Task: How many of the lines below contain "recepten"? Answer with that number alone.

Information provided:

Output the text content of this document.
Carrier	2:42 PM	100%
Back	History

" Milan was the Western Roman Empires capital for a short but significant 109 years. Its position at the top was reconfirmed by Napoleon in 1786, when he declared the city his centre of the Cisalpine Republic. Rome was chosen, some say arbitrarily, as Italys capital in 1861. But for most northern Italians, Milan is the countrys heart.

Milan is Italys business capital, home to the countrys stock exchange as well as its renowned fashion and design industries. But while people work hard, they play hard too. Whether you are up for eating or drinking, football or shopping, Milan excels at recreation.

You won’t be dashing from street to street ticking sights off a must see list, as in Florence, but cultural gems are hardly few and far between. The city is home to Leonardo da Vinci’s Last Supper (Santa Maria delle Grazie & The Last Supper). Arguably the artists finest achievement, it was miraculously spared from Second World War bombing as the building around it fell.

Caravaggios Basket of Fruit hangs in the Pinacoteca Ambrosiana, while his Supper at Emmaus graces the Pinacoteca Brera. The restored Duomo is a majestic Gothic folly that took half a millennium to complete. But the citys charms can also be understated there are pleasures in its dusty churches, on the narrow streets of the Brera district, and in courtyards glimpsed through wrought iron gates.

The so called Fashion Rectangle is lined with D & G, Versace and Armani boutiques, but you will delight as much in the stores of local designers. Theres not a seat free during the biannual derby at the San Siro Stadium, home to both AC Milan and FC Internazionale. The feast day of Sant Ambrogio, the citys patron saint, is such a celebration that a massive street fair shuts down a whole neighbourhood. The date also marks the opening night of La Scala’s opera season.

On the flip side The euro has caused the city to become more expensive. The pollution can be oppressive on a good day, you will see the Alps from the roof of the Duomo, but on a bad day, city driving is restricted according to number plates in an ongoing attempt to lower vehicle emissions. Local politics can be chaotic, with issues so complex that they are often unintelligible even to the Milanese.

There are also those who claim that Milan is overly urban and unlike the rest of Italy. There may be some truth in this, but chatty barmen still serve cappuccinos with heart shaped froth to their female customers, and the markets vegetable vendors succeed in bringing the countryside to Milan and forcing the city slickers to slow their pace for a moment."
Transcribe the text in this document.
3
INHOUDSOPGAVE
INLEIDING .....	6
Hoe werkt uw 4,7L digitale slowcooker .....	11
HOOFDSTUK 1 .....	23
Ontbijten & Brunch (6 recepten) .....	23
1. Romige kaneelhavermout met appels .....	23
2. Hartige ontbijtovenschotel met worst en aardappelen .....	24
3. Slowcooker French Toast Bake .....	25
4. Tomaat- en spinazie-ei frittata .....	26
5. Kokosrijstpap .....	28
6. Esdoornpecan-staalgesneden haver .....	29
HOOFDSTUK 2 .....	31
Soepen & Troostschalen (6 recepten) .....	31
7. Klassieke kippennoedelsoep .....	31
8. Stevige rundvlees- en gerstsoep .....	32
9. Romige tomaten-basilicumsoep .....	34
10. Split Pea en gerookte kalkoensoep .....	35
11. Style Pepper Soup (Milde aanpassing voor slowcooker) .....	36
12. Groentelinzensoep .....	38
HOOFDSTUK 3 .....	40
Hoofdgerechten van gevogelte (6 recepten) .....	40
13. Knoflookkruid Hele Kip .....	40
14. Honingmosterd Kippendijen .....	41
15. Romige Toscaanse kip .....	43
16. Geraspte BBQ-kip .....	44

Full output: 3